◆ Problem details
Quote all of the data that follows exactly as written, skipping the images.
○ ○ ○ ○ ○
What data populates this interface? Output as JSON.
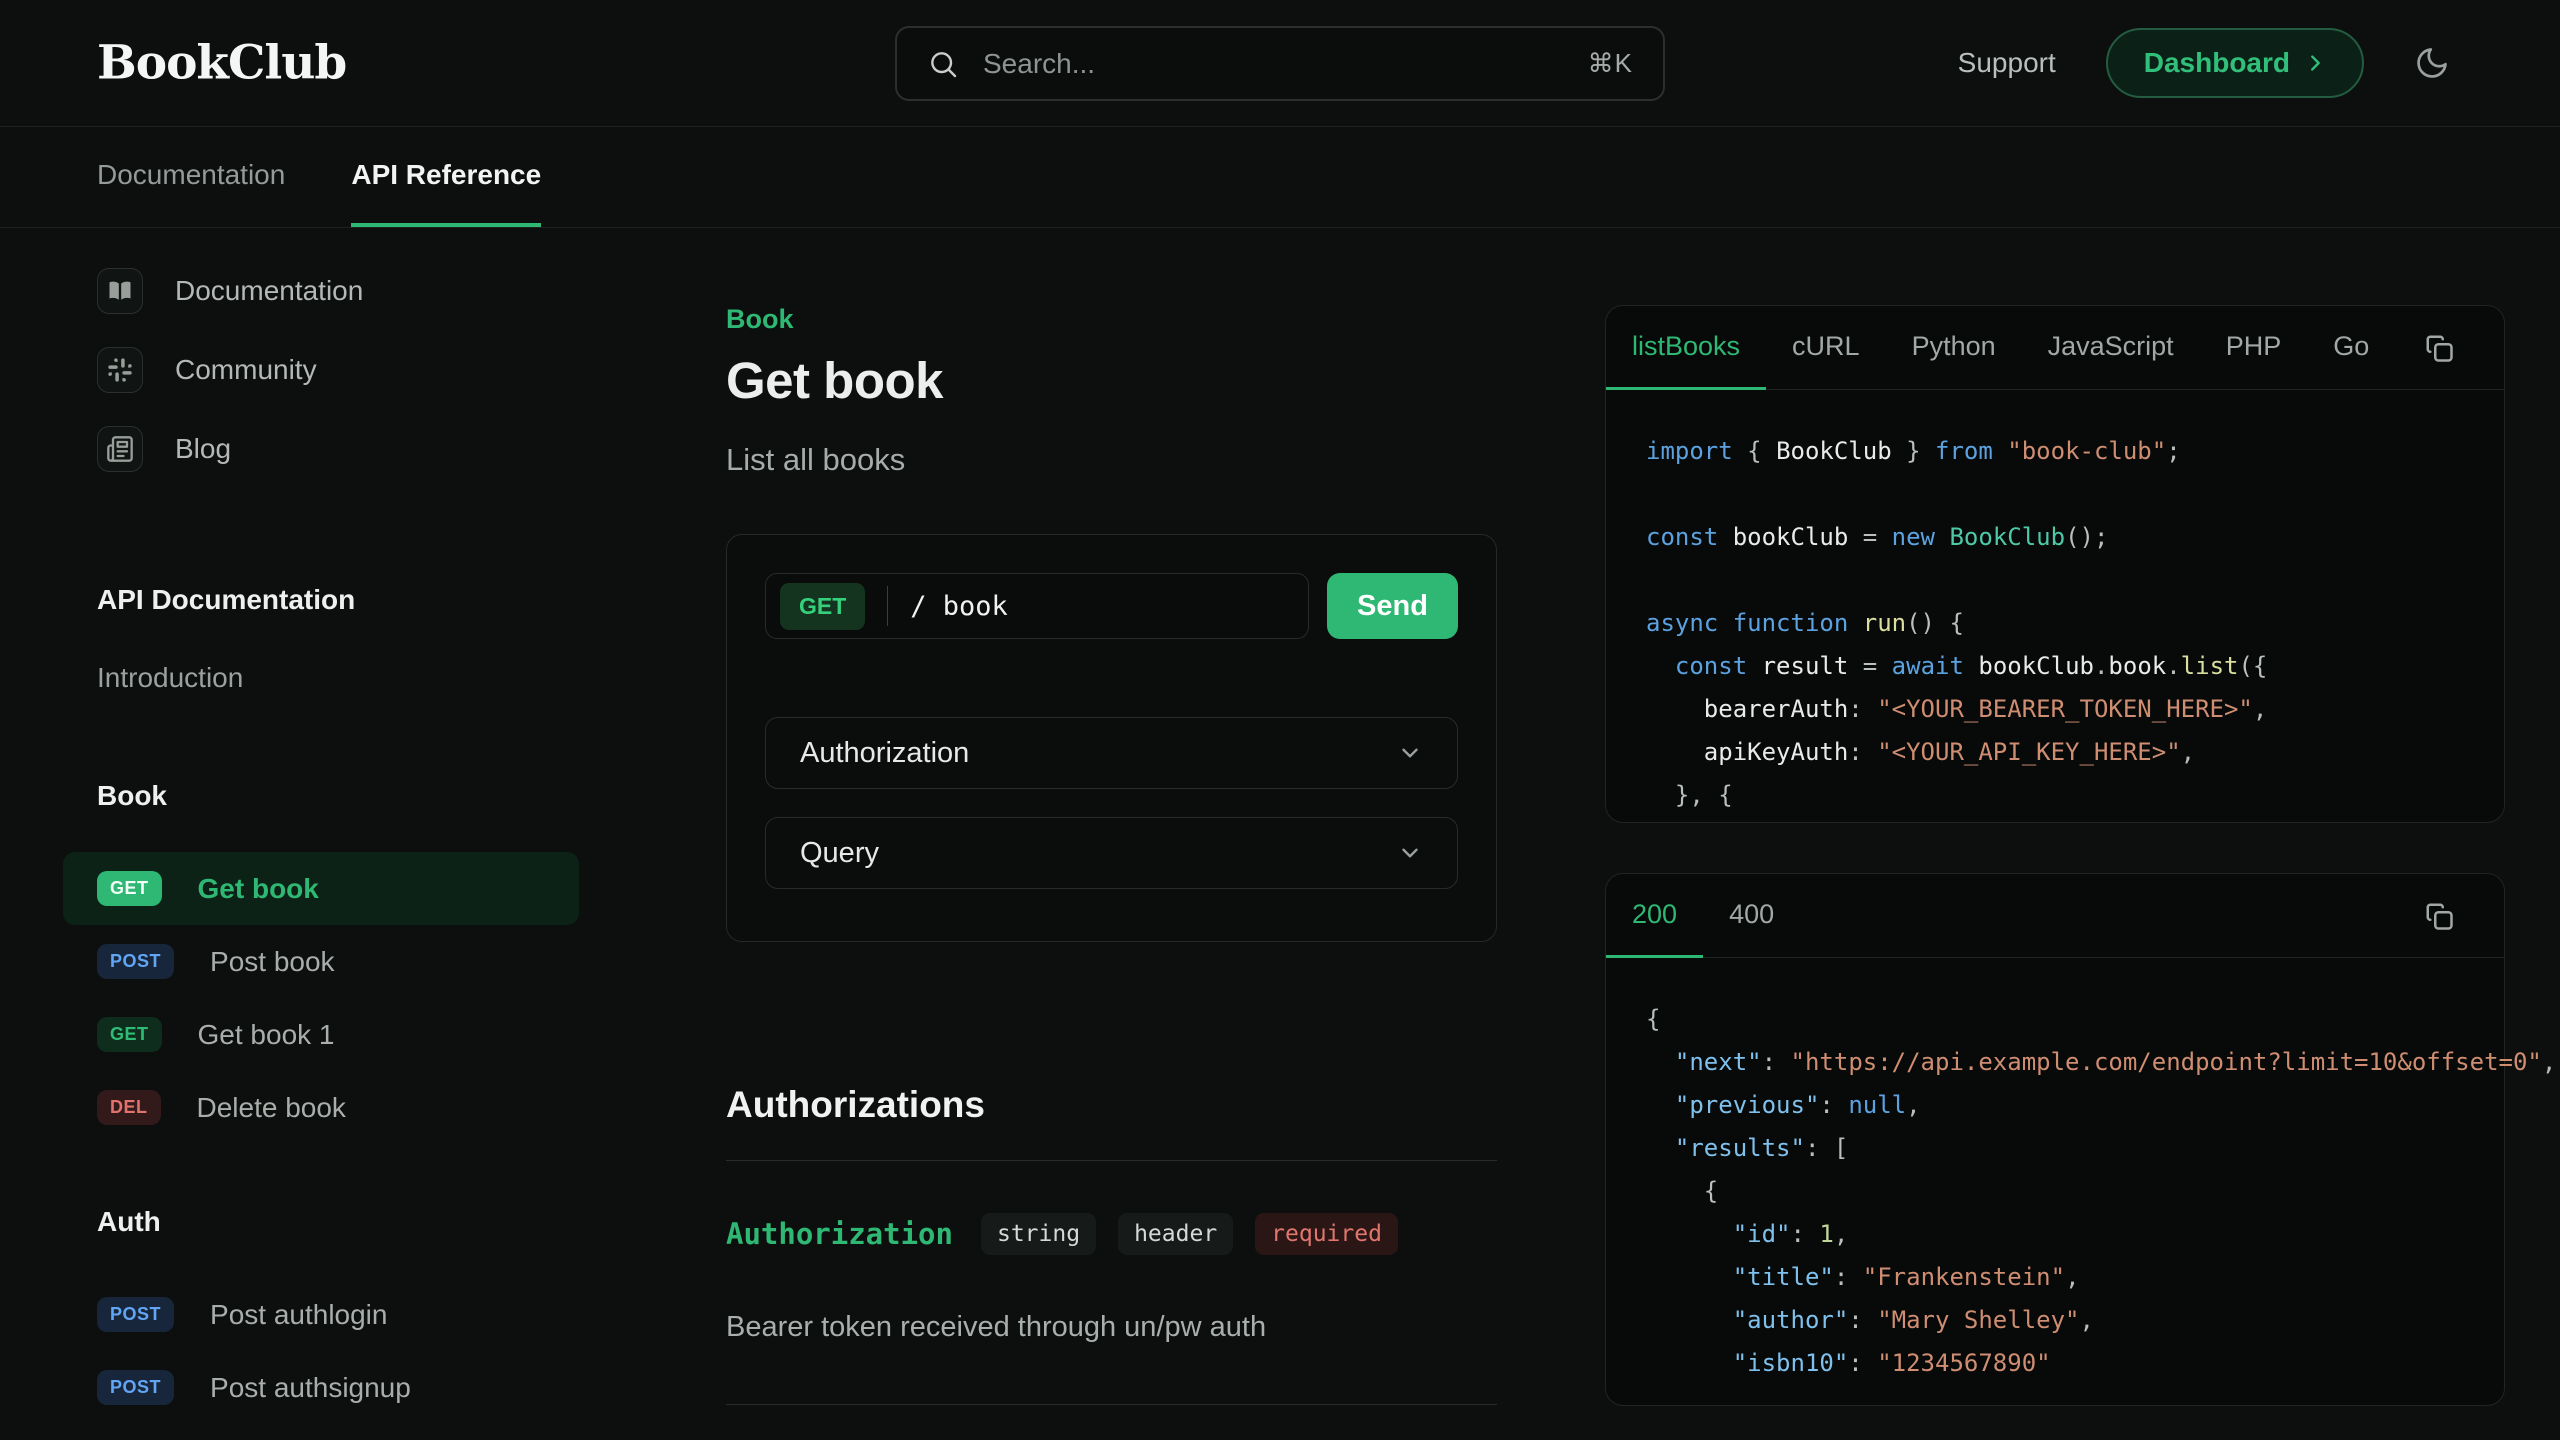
{
  "colors": {
    "accent_green": "#2eb873",
    "page_bg": "#0c0f0e",
    "panel_bg": "#070a09",
    "method_blue": "#62a5f5",
    "method_red": "#e2726c",
    "code_string": "#cf8d72",
    "code_keyword": "#5ca2e0"
  },
  "header": {
    "logo": "BookClub",
    "search": {
      "placeholder": "Search...",
      "shortcut": "⌘K"
    },
    "support_label": "Support",
    "dashboard_label": "Dashboard"
  },
  "nav_tabs": [
    {
      "label": "Documentation",
      "active": false
    },
    {
      "label": "API Reference",
      "active": true
    }
  ],
  "sidebar": {
    "links": [
      {
        "label": "Documentation",
        "icon": "book-icon"
      },
      {
        "label": "Community",
        "icon": "slack-icon"
      },
      {
        "label": "Blog",
        "icon": "newspaper-icon"
      }
    ],
    "sections": [
      {
        "title": "API Documentation",
        "items": [
          {
            "label": "Introduction",
            "method": null
          }
        ]
      },
      {
        "title": "Book",
        "items": [
          {
            "label": "Get book",
            "method": "GET",
            "style": "get-active",
            "active": true
          },
          {
            "label": "Post book",
            "method": "POST",
            "style": "post",
            "active": false
          },
          {
            "label": "Get book 1",
            "method": "GET",
            "style": "get",
            "active": false
          },
          {
            "label": "Delete book",
            "method": "DEL",
            "style": "del",
            "active": false
          }
        ]
      },
      {
        "title": "Auth",
        "items": [
          {
            "label": "Post authlogin",
            "method": "POST",
            "style": "post",
            "active": false
          },
          {
            "label": "Post authsignup",
            "method": "POST",
            "style": "post",
            "active": false
          }
        ]
      }
    ]
  },
  "main": {
    "category": "Book",
    "title": "Get book",
    "subtitle": "List all books",
    "playground": {
      "method": "GET",
      "path": "/ book",
      "send_label": "Send",
      "sections": [
        "Authorization",
        "Query"
      ]
    },
    "authorizations": {
      "heading": "Authorizations",
      "name": "Authorization",
      "badges": [
        {
          "label": "string",
          "required": false
        },
        {
          "label": "header",
          "required": false
        },
        {
          "label": "required",
          "required": true
        }
      ],
      "description": "Bearer token received through un/pw auth"
    }
  },
  "code_panel": {
    "tabs": [
      "listBooks",
      "cURL",
      "Python",
      "JavaScript",
      "PHP",
      "Go"
    ],
    "active_tab": "listBooks",
    "lines": [
      [
        [
          "kw",
          "import"
        ],
        [
          "pn",
          " { "
        ],
        [
          "id",
          "BookClub"
        ],
        [
          "pn",
          " } "
        ],
        [
          "kw",
          "from"
        ],
        [
          "pn",
          " "
        ],
        [
          "str",
          "\"book-club\""
        ],
        [
          "pn",
          ";"
        ]
      ],
      [],
      [
        [
          "kw",
          "const"
        ],
        [
          "pn",
          " "
        ],
        [
          "id",
          "bookClub"
        ],
        [
          "pn",
          " = "
        ],
        [
          "kw",
          "new"
        ],
        [
          "pn",
          " "
        ],
        [
          "cls",
          "BookClub"
        ],
        [
          "pn",
          "();"
        ]
      ],
      [],
      [
        [
          "kw",
          "async"
        ],
        [
          "pn",
          " "
        ],
        [
          "kw",
          "function"
        ],
        [
          "pn",
          " "
        ],
        [
          "fn",
          "run"
        ],
        [
          "pn",
          "() {"
        ]
      ],
      [
        [
          "pn",
          "  "
        ],
        [
          "kw",
          "const"
        ],
        [
          "pn",
          " "
        ],
        [
          "id",
          "result"
        ],
        [
          "pn",
          " = "
        ],
        [
          "kw",
          "await"
        ],
        [
          "pn",
          " "
        ],
        [
          "id",
          "bookClub"
        ],
        [
          "pn",
          "."
        ],
        [
          "id",
          "book"
        ],
        [
          "pn",
          "."
        ],
        [
          "fn",
          "list"
        ],
        [
          "pn",
          "({"
        ]
      ],
      [
        [
          "pn",
          "    "
        ],
        [
          "id",
          "bearerAuth"
        ],
        [
          "pn",
          ": "
        ],
        [
          "str",
          "\"<YOUR_BEARER_TOKEN_HERE>\""
        ],
        [
          "pn",
          ","
        ]
      ],
      [
        [
          "pn",
          "    "
        ],
        [
          "id",
          "apiKeyAuth"
        ],
        [
          "pn",
          ": "
        ],
        [
          "str",
          "\"<YOUR_API_KEY_HERE>\""
        ],
        [
          "pn",
          ","
        ]
      ],
      [
        [
          "pn",
          "  }, {"
        ]
      ]
    ]
  },
  "response_panel": {
    "tabs": [
      "200",
      "400"
    ],
    "active_tab": "200",
    "lines": [
      [
        [
          "pn",
          "{"
        ]
      ],
      [
        [
          "pn",
          "  "
        ],
        [
          "key",
          "\"next\""
        ],
        [
          "pn",
          ": "
        ],
        [
          "str",
          "\"https://api.example.com/endpoint?limit=10&offset=0\""
        ],
        [
          "pn",
          ","
        ]
      ],
      [
        [
          "pn",
          "  "
        ],
        [
          "key",
          "\"previous\""
        ],
        [
          "pn",
          ": "
        ],
        [
          "nul",
          "null"
        ],
        [
          "pn",
          ","
        ]
      ],
      [
        [
          "pn",
          "  "
        ],
        [
          "key",
          "\"results\""
        ],
        [
          "pn",
          ": ["
        ]
      ],
      [
        [
          "pn",
          "    {"
        ]
      ],
      [
        [
          "pn",
          "      "
        ],
        [
          "key",
          "\"id\""
        ],
        [
          "pn",
          ": "
        ],
        [
          "num",
          "1"
        ],
        [
          "pn",
          ","
        ]
      ],
      [
        [
          "pn",
          "      "
        ],
        [
          "key",
          "\"title\""
        ],
        [
          "pn",
          ": "
        ],
        [
          "str",
          "\"Frankenstein\""
        ],
        [
          "pn",
          ","
        ]
      ],
      [
        [
          "pn",
          "      "
        ],
        [
          "key",
          "\"author\""
        ],
        [
          "pn",
          ": "
        ],
        [
          "str",
          "\"Mary Shelley\""
        ],
        [
          "pn",
          ","
        ]
      ],
      [
        [
          "pn",
          "      "
        ],
        [
          "key",
          "\"isbn10\""
        ],
        [
          "pn",
          ": "
        ],
        [
          "str",
          "\"1234567890\""
        ]
      ]
    ]
  }
}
○ ○ ○ ○ ○
◆ Correct result
What data populates this interface? Output as JSON.
{
  "colors": {
    "accent_green": "#2eb873",
    "page_bg": "#0c0f0e",
    "panel_bg": "#070a09",
    "method_blue": "#62a5f5",
    "method_red": "#e2726c",
    "code_string": "#cf8d72",
    "code_keyword": "#5ca2e0"
  },
  "header": {
    "logo": "BookClub",
    "search": {
      "placeholder": "Search...",
      "shortcut": "⌘K"
    },
    "support_label": "Support",
    "dashboard_label": "Dashboard"
  },
  "nav_tabs": [
    {
      "label": "Documentation",
      "active": false
    },
    {
      "label": "API Reference",
      "active": true
    }
  ],
  "sidebar": {
    "links": [
      {
        "label": "Documentation",
        "icon": "book-icon"
      },
      {
        "label": "Community",
        "icon": "slack-icon"
      },
      {
        "label": "Blog",
        "icon": "newspaper-icon"
      }
    ],
    "sections": [
      {
        "title": "API Documentation",
        "items": [
          {
            "label": "Introduction",
            "method": null
          }
        ]
      },
      {
        "title": "Book",
        "items": [
          {
            "label": "Get book",
            "method": "GET",
            "style": "get-active",
            "active": true
          },
          {
            "label": "Post book",
            "method": "POST",
            "style": "post",
            "active": false
          },
          {
            "label": "Get book 1",
            "method": "GET",
            "style": "get",
            "active": false
          },
          {
            "label": "Delete book",
            "method": "DEL",
            "style": "del",
            "active": false
          }
        ]
      },
      {
        "title": "Auth",
        "items": [
          {
            "label": "Post authlogin",
            "method": "POST",
            "style": "post",
            "active": false
          },
          {
            "label": "Post authsignup",
            "method": "POST",
            "style": "post",
            "active": false
          }
        ]
      }
    ]
  },
  "main": {
    "category": "Book",
    "title": "Get book",
    "subtitle": "List all books",
    "playground": {
      "method": "GET",
      "path": "/ book",
      "send_label": "Send",
      "sections": [
        "Authorization",
        "Query"
      ]
    },
    "authorizations": {
      "heading": "Authorizations",
      "name": "Authorization",
      "badges": [
        {
          "label": "string",
          "required": false
        },
        {
          "label": "header",
          "required": false
        },
        {
          "label": "required",
          "required": true
        }
      ],
      "description": "Bearer token received through un/pw auth"
    }
  },
  "code_panel": {
    "tabs": [
      "listBooks",
      "cURL",
      "Python",
      "JavaScript",
      "PHP",
      "Go"
    ],
    "active_tab": "listBooks",
    "lines": [
      [
        [
          "kw",
          "import"
        ],
        [
          "pn",
          " { "
        ],
        [
          "id",
          "BookClub"
        ],
        [
          "pn",
          " } "
        ],
        [
          "kw",
          "from"
        ],
        [
          "pn",
          " "
        ],
        [
          "str",
          "\"book-club\""
        ],
        [
          "pn",
          ";"
        ]
      ],
      [],
      [
        [
          "kw",
          "const"
        ],
        [
          "pn",
          " "
        ],
        [
          "id",
          "bookClub"
        ],
        [
          "pn",
          " = "
        ],
        [
          "kw",
          "new"
        ],
        [
          "pn",
          " "
        ],
        [
          "cls",
          "BookClub"
        ],
        [
          "pn",
          "();"
        ]
      ],
      [],
      [
        [
          "kw",
          "async"
        ],
        [
          "pn",
          " "
        ],
        [
          "kw",
          "function"
        ],
        [
          "pn",
          " "
        ],
        [
          "fn",
          "run"
        ],
        [
          "pn",
          "() {"
        ]
      ],
      [
        [
          "pn",
          "  "
        ],
        [
          "kw",
          "const"
        ],
        [
          "pn",
          " "
        ],
        [
          "id",
          "result"
        ],
        [
          "pn",
          " = "
        ],
        [
          "kw",
          "await"
        ],
        [
          "pn",
          " "
        ],
        [
          "id",
          "bookClub"
        ],
        [
          "pn",
          "."
        ],
        [
          "id",
          "book"
        ],
        [
          "pn",
          "."
        ],
        [
          "fn",
          "list"
        ],
        [
          "pn",
          "({"
        ]
      ],
      [
        [
          "pn",
          "    "
        ],
        [
          "id",
          "bearerAuth"
        ],
        [
          "pn",
          ": "
        ],
        [
          "str",
          "\"<YOUR_BEARER_TOKEN_HERE>\""
        ],
        [
          "pn",
          ","
        ]
      ],
      [
        [
          "pn",
          "    "
        ],
        [
          "id",
          "apiKeyAuth"
        ],
        [
          "pn",
          ": "
        ],
        [
          "str",
          "\"<YOUR_API_KEY_HERE>\""
        ],
        [
          "pn",
          ","
        ]
      ],
      [
        [
          "pn",
          "  }, {"
        ]
      ]
    ]
  },
  "response_panel": {
    "tabs": [
      "200",
      "400"
    ],
    "active_tab": "200",
    "lines": [
      [
        [
          "pn",
          "{"
        ]
      ],
      [
        [
          "pn",
          "  "
        ],
        [
          "key",
          "\"next\""
        ],
        [
          "pn",
          ": "
        ],
        [
          "str",
          "\"https://api.example.com/endpoint?limit=10&offset=0\""
        ],
        [
          "pn",
          ","
        ]
      ],
      [
        [
          "pn",
          "  "
        ],
        [
          "key",
          "\"previous\""
        ],
        [
          "pn",
          ": "
        ],
        [
          "nul",
          "null"
        ],
        [
          "pn",
          ","
        ]
      ],
      [
        [
          "pn",
          "  "
        ],
        [
          "key",
          "\"results\""
        ],
        [
          "pn",
          ": ["
        ]
      ],
      [
        [
          "pn",
          "    {"
        ]
      ],
      [
        [
          "pn",
          "      "
        ],
        [
          "key",
          "\"id\""
        ],
        [
          "pn",
          ": "
        ],
        [
          "num",
          "1"
        ],
        [
          "pn",
          ","
        ]
      ],
      [
        [
          "pn",
          "      "
        ],
        [
          "key",
          "\"title\""
        ],
        [
          "pn",
          ": "
        ],
        [
          "str",
          "\"Frankenstein\""
        ],
        [
          "pn",
          ","
        ]
      ],
      [
        [
          "pn",
          "      "
        ],
        [
          "key",
          "\"author\""
        ],
        [
          "pn",
          ": "
        ],
        [
          "str",
          "\"Mary Shelley\""
        ],
        [
          "pn",
          ","
        ]
      ],
      [
        [
          "pn",
          "      "
        ],
        [
          "key",
          "\"isbn10\""
        ],
        [
          "pn",
          ": "
        ],
        [
          "str",
          "\"1234567890\""
        ]
      ]
    ]
  }
}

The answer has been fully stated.